§ Short task: Copy each line of the listing below exactly.

(Extracts from a graphics dataset)
------------

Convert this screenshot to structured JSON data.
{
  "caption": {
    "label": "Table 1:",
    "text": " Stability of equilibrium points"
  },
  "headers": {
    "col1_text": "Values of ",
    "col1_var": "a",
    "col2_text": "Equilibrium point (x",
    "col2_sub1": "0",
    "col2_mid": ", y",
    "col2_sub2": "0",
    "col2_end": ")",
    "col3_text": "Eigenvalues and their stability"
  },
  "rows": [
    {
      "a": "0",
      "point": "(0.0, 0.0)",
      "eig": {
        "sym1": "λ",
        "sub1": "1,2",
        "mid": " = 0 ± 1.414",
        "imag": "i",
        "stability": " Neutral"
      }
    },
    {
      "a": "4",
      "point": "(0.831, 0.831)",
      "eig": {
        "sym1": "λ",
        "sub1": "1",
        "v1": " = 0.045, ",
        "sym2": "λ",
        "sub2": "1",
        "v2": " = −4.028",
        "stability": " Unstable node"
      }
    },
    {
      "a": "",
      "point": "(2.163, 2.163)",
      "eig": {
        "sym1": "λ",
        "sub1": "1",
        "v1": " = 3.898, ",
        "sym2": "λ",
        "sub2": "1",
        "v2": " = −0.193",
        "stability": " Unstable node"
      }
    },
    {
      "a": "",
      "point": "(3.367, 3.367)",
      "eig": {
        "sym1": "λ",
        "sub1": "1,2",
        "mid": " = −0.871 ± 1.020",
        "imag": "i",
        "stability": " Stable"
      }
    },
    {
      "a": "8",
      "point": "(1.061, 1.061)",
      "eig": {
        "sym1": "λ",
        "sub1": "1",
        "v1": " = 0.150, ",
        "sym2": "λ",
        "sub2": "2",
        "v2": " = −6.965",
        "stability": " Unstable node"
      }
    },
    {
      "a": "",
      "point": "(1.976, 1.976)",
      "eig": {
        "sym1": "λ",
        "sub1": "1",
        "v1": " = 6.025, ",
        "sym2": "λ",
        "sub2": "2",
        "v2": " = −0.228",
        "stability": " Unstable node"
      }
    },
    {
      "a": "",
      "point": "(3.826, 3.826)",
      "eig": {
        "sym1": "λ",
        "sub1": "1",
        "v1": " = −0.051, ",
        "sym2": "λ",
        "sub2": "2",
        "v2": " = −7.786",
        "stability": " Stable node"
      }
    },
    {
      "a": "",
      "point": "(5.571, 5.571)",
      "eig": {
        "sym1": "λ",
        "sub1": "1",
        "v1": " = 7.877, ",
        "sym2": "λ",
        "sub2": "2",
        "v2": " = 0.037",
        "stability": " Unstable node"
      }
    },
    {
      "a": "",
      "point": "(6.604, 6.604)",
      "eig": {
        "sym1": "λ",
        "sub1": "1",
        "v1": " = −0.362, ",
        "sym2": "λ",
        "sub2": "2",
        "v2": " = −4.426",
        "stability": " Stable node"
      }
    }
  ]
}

------------

§ Exercise response:
Convert this screenshot to structured JSON data.
{
  "caption": {
    "label": "Table 1:",
    "text": " Stability of equilibrium points"
  },
  "headers": {
    "col1_text": "Values of ",
    "col1_var": "a",
    "col2_text": "Equilibrium point (x",
    "col2_sub1": "0",
    "col2_mid": ", y",
    "col2_sub2": "0",
    "col2_end": ")",
    "col3_text": "Eigenvalues and their stability"
  },
  "rows": [
    {
      "a": "0",
      "point": "(0.0, 0.0)",
      "eig": {
        "sym1": "λ",
        "sub1": "1,2",
        "mid": " = 0 ± 1.414",
        "imag": "i",
        "stability": " Neutral"
      }
    },
    {
      "a": "4",
      "point": "(0.831, 0.831)",
      "eig": {
        "sym1": "λ",
        "sub1": "1",
        "v1": " = 0.045, ",
        "sym2": "λ",
        "sub2": "1",
        "v2": " = −4.028",
        "stability": " Unstable node"
      }
    },
    {
      "a": "",
      "point": "(2.163, 2.163)",
      "eig": {
        "sym1": "λ",
        "sub1": "1",
        "v1": " = 3.898, ",
        "sym2": "λ",
        "sub2": "1",
        "v2": " = −0.193",
        "stability": " Unstable node"
      }
    },
    {
      "a": "",
      "point": "(3.367, 3.367)",
      "eig": {
        "sym1": "λ",
        "sub1": "1,2",
        "mid": " = −0.871 ± 1.020",
        "imag": "i",
        "stability": " Stable"
      }
    },
    {
      "a": "8",
      "point": "(1.061, 1.061)",
      "eig": {
        "sym1": "λ",
        "sub1": "1",
        "v1": " = 0.150, ",
        "sym2": "λ",
        "sub2": "2",
        "v2": " = −6.965",
        "stability": " Unstable node"
      }
    },
    {
      "a": "",
      "point": "(1.976, 1.976)",
      "eig": {
        "sym1": "λ",
        "sub1": "1",
        "v1": " = 6.025, ",
        "sym2": "λ",
        "sub2": "2",
        "v2": " = −0.228",
        "stability": " Unstable node"
      }
    },
    {
      "a": "",
      "point": "(3.826, 3.826)",
      "eig": {
        "sym1": "λ",
        "sub1": "1",
        "v1": " = −0.051, ",
        "sym2": "λ",
        "sub2": "2",
        "v2": " = −7.786",
        "stability": " Stable node"
      }
    },
    {
      "a": "",
      "point": "(5.571, 5.571)",
      "eig": {
        "sym1": "λ",
        "sub1": "1",
        "v1": " = 7.877, ",
        "sym2": "λ",
        "sub2": "2",
        "v2": " = 0.037",
        "stability": " Unstable node"
      }
    },
    {
      "a": "",
      "point": "(6.604, 6.604)",
      "eig": {
        "sym1": "λ",
        "sub1": "1",
        "v1": " = −0.362, ",
        "sym2": "λ",
        "sub2": "2",
        "v2": " = −4.426",
        "stability": " Stable node"
      }
    }
  ]
}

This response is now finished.